Data records
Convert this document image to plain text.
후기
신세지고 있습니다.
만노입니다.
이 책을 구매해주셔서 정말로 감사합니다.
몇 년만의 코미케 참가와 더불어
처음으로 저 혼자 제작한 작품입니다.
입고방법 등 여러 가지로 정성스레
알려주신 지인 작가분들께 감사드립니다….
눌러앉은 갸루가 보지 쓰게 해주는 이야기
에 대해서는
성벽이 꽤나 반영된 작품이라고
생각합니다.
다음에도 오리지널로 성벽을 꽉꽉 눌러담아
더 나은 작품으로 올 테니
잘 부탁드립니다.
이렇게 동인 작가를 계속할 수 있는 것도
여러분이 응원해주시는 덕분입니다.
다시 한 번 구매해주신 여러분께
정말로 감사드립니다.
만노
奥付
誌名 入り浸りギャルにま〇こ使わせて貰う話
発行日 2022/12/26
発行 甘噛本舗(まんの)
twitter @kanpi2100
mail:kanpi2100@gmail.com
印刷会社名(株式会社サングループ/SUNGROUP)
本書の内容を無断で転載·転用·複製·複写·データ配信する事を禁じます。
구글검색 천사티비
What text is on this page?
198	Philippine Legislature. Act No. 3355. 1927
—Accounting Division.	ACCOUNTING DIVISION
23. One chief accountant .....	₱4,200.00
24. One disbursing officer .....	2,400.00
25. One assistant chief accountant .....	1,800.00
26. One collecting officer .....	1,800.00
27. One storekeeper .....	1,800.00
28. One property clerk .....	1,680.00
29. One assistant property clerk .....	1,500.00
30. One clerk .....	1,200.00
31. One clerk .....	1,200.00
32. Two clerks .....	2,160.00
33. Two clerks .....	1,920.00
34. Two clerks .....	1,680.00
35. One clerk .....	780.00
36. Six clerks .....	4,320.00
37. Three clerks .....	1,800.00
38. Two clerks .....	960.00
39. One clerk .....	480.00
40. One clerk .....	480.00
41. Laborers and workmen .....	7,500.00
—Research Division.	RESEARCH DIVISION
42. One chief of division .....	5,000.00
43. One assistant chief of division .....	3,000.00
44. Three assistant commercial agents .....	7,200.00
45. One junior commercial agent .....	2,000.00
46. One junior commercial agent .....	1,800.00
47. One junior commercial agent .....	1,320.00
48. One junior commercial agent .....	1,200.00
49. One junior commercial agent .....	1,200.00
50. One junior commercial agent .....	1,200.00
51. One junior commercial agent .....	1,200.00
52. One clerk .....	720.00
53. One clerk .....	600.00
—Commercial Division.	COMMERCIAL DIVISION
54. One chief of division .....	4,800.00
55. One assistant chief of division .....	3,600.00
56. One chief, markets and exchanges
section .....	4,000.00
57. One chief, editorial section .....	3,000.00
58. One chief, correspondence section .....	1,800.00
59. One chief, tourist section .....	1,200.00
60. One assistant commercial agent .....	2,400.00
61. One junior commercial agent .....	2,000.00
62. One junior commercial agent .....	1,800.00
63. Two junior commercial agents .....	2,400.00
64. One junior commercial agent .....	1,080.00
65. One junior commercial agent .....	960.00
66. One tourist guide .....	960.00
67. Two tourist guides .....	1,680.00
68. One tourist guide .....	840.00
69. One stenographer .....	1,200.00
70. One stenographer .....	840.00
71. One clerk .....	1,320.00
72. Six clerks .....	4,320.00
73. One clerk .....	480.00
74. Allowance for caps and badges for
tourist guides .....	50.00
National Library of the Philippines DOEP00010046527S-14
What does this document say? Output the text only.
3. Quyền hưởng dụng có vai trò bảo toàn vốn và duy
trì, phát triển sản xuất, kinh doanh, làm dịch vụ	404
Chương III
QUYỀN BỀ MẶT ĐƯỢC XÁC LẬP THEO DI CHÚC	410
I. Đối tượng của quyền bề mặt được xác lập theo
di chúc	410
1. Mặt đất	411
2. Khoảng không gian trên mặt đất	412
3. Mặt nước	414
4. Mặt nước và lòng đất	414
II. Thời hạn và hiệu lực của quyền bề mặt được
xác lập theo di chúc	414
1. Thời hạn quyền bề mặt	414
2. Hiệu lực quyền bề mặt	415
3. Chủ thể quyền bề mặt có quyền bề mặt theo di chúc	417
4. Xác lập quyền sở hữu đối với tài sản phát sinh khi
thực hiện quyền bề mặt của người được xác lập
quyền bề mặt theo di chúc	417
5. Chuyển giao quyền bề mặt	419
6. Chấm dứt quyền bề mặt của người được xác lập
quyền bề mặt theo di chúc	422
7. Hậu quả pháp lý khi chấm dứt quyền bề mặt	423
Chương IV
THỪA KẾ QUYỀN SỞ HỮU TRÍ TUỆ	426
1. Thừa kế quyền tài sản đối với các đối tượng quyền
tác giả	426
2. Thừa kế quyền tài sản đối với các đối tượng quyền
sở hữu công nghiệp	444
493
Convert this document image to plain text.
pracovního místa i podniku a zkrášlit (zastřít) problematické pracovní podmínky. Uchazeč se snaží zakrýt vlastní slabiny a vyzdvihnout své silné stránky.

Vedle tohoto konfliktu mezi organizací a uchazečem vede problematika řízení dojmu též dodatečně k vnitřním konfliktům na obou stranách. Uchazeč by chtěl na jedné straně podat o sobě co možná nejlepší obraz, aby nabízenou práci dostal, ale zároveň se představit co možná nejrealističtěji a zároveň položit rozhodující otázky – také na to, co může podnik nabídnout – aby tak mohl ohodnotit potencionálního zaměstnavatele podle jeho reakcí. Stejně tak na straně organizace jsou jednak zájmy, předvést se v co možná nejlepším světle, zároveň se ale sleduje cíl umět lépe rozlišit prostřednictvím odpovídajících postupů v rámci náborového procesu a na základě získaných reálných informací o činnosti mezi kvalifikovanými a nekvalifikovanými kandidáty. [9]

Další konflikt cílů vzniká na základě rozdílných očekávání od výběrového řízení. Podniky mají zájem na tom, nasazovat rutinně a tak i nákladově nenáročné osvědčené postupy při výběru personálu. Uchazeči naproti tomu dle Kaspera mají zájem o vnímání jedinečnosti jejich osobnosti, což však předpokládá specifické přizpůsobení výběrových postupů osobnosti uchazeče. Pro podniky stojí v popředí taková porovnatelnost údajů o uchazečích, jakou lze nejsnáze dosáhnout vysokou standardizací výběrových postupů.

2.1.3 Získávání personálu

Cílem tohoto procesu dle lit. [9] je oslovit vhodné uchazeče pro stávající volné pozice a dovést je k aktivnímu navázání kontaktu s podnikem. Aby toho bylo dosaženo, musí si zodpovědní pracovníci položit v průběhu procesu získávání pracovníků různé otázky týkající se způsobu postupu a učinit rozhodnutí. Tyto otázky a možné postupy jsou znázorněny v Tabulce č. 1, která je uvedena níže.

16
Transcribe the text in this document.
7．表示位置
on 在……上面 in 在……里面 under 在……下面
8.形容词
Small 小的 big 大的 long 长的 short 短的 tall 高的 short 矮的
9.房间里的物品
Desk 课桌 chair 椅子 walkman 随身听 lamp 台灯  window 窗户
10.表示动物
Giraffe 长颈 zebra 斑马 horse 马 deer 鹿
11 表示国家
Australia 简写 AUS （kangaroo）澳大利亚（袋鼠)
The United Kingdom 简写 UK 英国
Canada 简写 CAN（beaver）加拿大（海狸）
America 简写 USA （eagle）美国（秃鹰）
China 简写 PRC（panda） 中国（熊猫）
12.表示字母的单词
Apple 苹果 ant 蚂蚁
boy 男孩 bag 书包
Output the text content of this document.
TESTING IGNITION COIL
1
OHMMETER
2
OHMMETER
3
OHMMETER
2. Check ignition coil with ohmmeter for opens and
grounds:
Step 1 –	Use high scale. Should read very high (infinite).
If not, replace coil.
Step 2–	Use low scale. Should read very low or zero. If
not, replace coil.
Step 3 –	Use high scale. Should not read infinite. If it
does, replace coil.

* THE REQUEST *
Show the data once more, exactly as it was written.

* EXERCISE ANSWER *
Convert this document image to plain text.
후기
신세지고 있습니다.
만노입니다.
이 책을 구매해주셔서 정말로 감사합니다.
몇 년만의 코미케 참가와 더불어
처음으로 저 혼자 제작한 작품입니다.
입고방법 등 여러 가지로 정성스레
알려주신 지인 작가분들께 감사드립니다….
눌러앉은 갸루가 보지 쓰게 해주는 이야기
에 대해서는
성벽이 꽤나 반영된 작품이라고
생각합니다.
다음에도 오리지널로 성벽을 꽉꽉 눌러담아
더 나은 작품으로 올 테니
잘 부탁드립니다.
이렇게 동인 작가를 계속할 수 있는 것도
여러분이 응원해주시는 덕분입니다.
다시 한 번 구매해주신 여러분께
정말로 감사드립니다.
만노
奥付
誌名 入り浸りギャルにま〇こ使わせて貰う話
発行日 2022/12/26
発行 甘噛本舗(まんの)
twitter @kanpi2100
mail:kanpi2100@gmail.com
印刷会社名(株式会社サングループ/SUNGROUP)
本書の内容を無断で転載·転用·複製·複写·データ配信する事を禁じます。
구글검색 천사티비
What text is on this page?
198	Philippine Legislature. Act No. 3355. 1927
—Accounting Division.	ACCOUNTING DIVISION
23. One chief accountant .....	₱4,200.00
24. One disbursing officer .....	2,400.00
25. One assistant chief accountant .....	1,800.00
26. One collecting officer .....	1,800.00
27. One storekeeper .....	1,800.00
28. One property clerk .....	1,680.00
29. One assistant property clerk .....	1,500.00
30. One clerk .....	1,200.00
31. One clerk .....	1,200.00
32. Two clerks .....	2,160.00
33. Two clerks .....	1,920.00
34. Two clerks .....	1,680.00
35. One clerk .....	780.00
36. Six clerks .....	4,320.00
37. Three clerks .....	1,800.00
38. Two clerks .....	960.00
39. One clerk .....	480.00
40. One clerk .....	480.00
41. Laborers and workmen .....	7,500.00
—Research Division.	RESEARCH DIVISION
42. One chief of division .....	5,000.00
43. One assistant chief of division .....	3,000.00
44. Three assistant commercial agents .....	7,200.00
45. One junior commercial agent .....	2,000.00
46. One junior commercial agent .....	1,800.00
47. One junior commercial agent .....	1,320.00
48. One junior commercial agent .....	1,200.00
49. One junior commercial agent .....	1,200.00
50. One junior commercial agent .....	1,200.00
51. One junior commercial agent .....	1,200.00
52. One clerk .....	720.00
53. One clerk .....	600.00
—Commercial Division.	COMMERCIAL DIVISION
54. One chief of division .....	4,800.00
55. One assistant chief of division .....	3,600.00
56. One chief, markets and exchanges
section .....	4,000.00
57. One chief, editorial section .....	3,000.00
58. One chief, correspondence section .....	1,800.00
59. One chief, tourist section .....	1,200.00
60. One assistant commercial agent .....	2,400.00
61. One junior commercial agent .....	2,000.00
62. One junior commercial agent .....	1,800.00
63. Two junior commercial agents .....	2,400.00
64. One junior commercial agent .....	1,080.00
65. One junior commercial agent .....	960.00
66. One tourist guide .....	960.00
67. Two tourist guides .....	1,680.00
68. One tourist guide .....	840.00
69. One stenographer .....	1,200.00
70. One stenographer .....	840.00
71. One clerk .....	1,320.00
72. Six clerks .....	4,320.00
73. One clerk .....	480.00
74. Allowance for caps and badges for
tourist guides .....	50.00
National Library of the Philippines DOEP00010046527S-14
What does this document say? Output the text only.
3. Quyền hưởng dụng có vai trò bảo toàn vốn và duy
trì, phát triển sản xuất, kinh doanh, làm dịch vụ	404
Chương III
QUYỀN BỀ MẶT ĐƯỢC XÁC LẬP THEO DI CHÚC	410
I. Đối tượng của quyền bề mặt được xác lập theo
di chúc	410
1. Mặt đất	411
2. Khoảng không gian trên mặt đất	412
3. Mặt nước	414
4. Mặt nước và lòng đất	414
II. Thời hạn và hiệu lực của quyền bề mặt được
xác lập theo di chúc	414
1. Thời hạn quyền bề mặt	414
2. Hiệu lực quyền bề mặt	415
3. Chủ thể quyền bề mặt có quyền bề mặt theo di chúc	417
4. Xác lập quyền sở hữu đối với tài sản phát sinh khi
thực hiện quyền bề mặt của người được xác lập
quyền bề mặt theo di chúc	417
5. Chuyển giao quyền bề mặt	419
6. Chấm dứt quyền bề mặt của người được xác lập
quyền bề mặt theo di chúc	422
7. Hậu quả pháp lý khi chấm dứt quyền bề mặt	423
Chương IV
THỪA KẾ QUYỀN SỞ HỮU TRÍ TUỆ	426
1. Thừa kế quyền tài sản đối với các đối tượng quyền
tác giả	426
2. Thừa kế quyền tài sản đối với các đối tượng quyền
sở hữu công nghiệp	444
493
Convert this document image to plain text.
pracovního místa i podniku a zkrášlit (zastřít) problematické pracovní podmínky. Uchazeč se snaží zakrýt vlastní slabiny a vyzdvihnout své silné stránky.

Vedle tohoto konfliktu mezi organizací a uchazečem vede problematika řízení dojmu též dodatečně k vnitřním konfliktům na obou stranách. Uchazeč by chtěl na jedné straně podat o sobě co možná nejlepší obraz, aby nabízenou práci dostal, ale zároveň se představit co možná nejrealističtěji a zároveň položit rozhodující otázky – také na to, co může podnik nabídnout – aby tak mohl ohodnotit potencionálního zaměstnavatele podle jeho reakcí. Stejně tak na straně organizace jsou jednak zájmy, předvést se v co možná nejlepším světle, zároveň se ale sleduje cíl umět lépe rozlišit prostřednictvím odpovídajících postupů v rámci náborového procesu a na základě získaných reálných informací o činnosti mezi kvalifikovanými a nekvalifikovanými kandidáty. [9]

Další konflikt cílů vzniká na základě rozdílných očekávání od výběrového řízení. Podniky mají zájem na tom, nasazovat rutinně a tak i nákladově nenáročné osvědčené postupy při výběru personálu. Uchazeči naproti tomu dle Kaspera mají zájem o vnímání jedinečnosti jejich osobnosti, což však předpokládá specifické přizpůsobení výběrových postupů osobnosti uchazeče. Pro podniky stojí v popředí taková porovnatelnost údajů o uchazečích, jakou lze nejsnáze dosáhnout vysokou standardizací výběrových postupů.

2.1.3 Získávání personálu

Cílem tohoto procesu dle lit. [9] je oslovit vhodné uchazeče pro stávající volné pozice a dovést je k aktivnímu navázání kontaktu s podnikem. Aby toho bylo dosaženo, musí si zodpovědní pracovníci položit v průběhu procesu získávání pracovníků různé otázky týkající se způsobu postupu a učinit rozhodnutí. Tyto otázky a možné postupy jsou znázorněny v Tabulce č. 1, která je uvedena níže.

16
Transcribe the text in this document.
7．表示位置
on 在……上面 in 在……里面 under 在……下面
8.形容词
Small 小的 big 大的 long 长的 short 短的 tall 高的 short 矮的
9.房间里的物品
Desk 课桌 chair 椅子 walkman 随身听 lamp 台灯  window 窗户
10.表示动物
Giraffe 长颈 zebra 斑马 horse 马 deer 鹿
11 表示国家
Australia 简写 AUS （kangaroo）澳大利亚（袋鼠)
The United Kingdom 简写 UK 英国
Canada 简写 CAN（beaver）加拿大（海狸）
America 简写 USA （eagle）美国（秃鹰）
China 简写 PRC（panda） 中国（熊猫）
12.表示字母的单词
Apple 苹果 ant 蚂蚁
boy 男孩 bag 书包
Output the text content of this document.
TESTING IGNITION COIL
1
OHMMETER
2
OHMMETER
3
OHMMETER
2. Check ignition coil with ohmmeter for opens and
grounds:
Step 1 –	Use high scale. Should read very high (infinite).
If not, replace coil.
Step 2–	Use low scale. Should read very low or zero. If
not, replace coil.
Step 3 –	Use high scale. Should not read infinite. If it
does, replace coil.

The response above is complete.